Records for this exercise –
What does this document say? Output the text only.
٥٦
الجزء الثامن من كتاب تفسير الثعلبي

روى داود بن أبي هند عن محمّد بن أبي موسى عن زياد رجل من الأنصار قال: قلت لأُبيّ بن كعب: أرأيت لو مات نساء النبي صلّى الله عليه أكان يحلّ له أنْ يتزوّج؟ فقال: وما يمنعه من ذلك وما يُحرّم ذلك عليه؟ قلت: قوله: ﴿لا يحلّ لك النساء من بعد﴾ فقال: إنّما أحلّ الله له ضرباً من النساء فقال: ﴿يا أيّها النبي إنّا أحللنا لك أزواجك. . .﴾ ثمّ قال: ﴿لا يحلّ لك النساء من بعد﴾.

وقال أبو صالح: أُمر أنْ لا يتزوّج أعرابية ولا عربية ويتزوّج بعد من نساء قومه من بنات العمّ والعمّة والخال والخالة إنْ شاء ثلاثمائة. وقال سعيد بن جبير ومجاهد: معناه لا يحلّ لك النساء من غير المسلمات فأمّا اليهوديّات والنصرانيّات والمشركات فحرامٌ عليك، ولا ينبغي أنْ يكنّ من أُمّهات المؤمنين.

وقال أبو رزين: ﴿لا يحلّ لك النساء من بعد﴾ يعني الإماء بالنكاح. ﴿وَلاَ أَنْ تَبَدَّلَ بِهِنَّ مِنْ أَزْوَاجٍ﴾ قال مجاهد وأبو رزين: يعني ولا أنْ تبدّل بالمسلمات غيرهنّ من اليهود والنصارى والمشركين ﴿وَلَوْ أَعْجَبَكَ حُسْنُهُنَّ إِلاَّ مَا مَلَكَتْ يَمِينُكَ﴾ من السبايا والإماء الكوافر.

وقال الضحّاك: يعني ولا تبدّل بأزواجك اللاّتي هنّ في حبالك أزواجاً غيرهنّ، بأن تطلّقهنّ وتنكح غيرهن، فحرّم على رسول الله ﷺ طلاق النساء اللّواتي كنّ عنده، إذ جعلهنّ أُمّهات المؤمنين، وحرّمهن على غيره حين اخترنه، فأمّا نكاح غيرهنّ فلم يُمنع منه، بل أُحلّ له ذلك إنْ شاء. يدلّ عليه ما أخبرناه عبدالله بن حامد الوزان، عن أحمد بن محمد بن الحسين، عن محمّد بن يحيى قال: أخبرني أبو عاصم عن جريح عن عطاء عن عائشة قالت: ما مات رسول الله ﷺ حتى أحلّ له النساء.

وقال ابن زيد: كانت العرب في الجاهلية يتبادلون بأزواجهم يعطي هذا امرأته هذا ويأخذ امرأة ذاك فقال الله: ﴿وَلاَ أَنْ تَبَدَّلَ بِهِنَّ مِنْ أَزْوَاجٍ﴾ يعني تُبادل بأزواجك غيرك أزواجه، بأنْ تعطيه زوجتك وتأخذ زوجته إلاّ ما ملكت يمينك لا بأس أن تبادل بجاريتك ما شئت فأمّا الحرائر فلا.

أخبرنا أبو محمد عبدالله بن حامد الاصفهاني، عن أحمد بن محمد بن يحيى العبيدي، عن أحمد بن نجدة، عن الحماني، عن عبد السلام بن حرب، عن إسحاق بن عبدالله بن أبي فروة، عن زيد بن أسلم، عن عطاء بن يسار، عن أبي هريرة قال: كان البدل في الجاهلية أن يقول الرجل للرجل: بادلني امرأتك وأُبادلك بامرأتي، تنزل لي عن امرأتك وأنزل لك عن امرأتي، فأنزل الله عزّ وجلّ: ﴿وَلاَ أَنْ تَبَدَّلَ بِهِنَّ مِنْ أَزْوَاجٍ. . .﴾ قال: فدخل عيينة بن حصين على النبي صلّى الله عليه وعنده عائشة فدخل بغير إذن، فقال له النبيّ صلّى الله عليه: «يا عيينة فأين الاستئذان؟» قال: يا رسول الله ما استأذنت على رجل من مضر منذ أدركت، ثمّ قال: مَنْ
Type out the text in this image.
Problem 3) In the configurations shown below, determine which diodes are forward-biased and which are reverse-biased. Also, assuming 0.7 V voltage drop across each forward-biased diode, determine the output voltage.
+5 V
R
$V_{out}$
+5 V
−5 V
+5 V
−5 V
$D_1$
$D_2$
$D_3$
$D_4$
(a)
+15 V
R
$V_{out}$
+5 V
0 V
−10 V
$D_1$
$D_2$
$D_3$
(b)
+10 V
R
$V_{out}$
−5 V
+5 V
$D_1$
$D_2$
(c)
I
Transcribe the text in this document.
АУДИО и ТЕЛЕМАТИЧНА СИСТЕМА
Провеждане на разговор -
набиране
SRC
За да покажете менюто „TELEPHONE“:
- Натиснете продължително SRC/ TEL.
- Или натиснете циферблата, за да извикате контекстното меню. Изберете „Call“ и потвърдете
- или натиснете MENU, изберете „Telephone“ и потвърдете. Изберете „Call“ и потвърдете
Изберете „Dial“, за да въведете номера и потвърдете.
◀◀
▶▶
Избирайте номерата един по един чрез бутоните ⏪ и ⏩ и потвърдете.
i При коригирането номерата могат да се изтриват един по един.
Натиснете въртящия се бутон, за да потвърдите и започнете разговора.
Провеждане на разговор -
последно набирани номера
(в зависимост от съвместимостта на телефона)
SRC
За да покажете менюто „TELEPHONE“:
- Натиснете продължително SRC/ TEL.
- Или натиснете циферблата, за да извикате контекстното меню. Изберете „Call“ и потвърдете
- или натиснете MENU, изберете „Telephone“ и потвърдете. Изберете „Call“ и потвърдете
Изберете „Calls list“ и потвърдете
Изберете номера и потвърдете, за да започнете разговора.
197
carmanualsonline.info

Direction – Return exactly the lines from the one containing "Type out the text in this image." through the last line of the records above, both included, and nothing else.

Response below –
Type out the text in this image.
Problem 3) In the configurations shown below, determine which diodes are forward-biased and which are reverse-biased. Also, assuming 0.7 V voltage drop across each forward-biased diode, determine the output voltage.
+5 V
R
$V_{out}$
+5 V
−5 V
+5 V
−5 V
$D_1$
$D_2$
$D_3$
$D_4$
(a)
+15 V
R
$V_{out}$
+5 V
0 V
−10 V
$D_1$
$D_2$
$D_3$
(b)
+10 V
R
$V_{out}$
−5 V
+5 V
$D_1$
$D_2$
(c)
I
Transcribe the text in this document.
АУДИО и ТЕЛЕМАТИЧНА СИСТЕМА
Провеждане на разговор -
набиране
SRC
За да покажете менюто „TELEPHONE“:
- Натиснете продължително SRC/ TEL.
- Или натиснете циферблата, за да извикате контекстното меню. Изберете „Call“ и потвърдете
- или натиснете MENU, изберете „Telephone“ и потвърдете. Изберете „Call“ и потвърдете
Изберете „Dial“, за да въведете номера и потвърдете.
◀◀
▶▶
Избирайте номерата един по един чрез бутоните ⏪ и ⏩ и потвърдете.
i При коригирането номерата могат да се изтриват един по един.
Натиснете въртящия се бутон, за да потвърдите и започнете разговора.
Провеждане на разговор -
последно набирани номера
(в зависимост от съвместимостта на телефона)
SRC
За да покажете менюто „TELEPHONE“:
- Натиснете продължително SRC/ TEL.
- Или натиснете циферблата, за да извикате контекстното меню. Изберете „Call“ и потвърдете
- или натиснете MENU, изберете „Telephone“ и потвърдете. Изберете „Call“ и потвърдете
Изберете „Calls list“ и потвърдете
Изберете номера и потвърдете, за да започнете разговора.
197
carmanualsonline.info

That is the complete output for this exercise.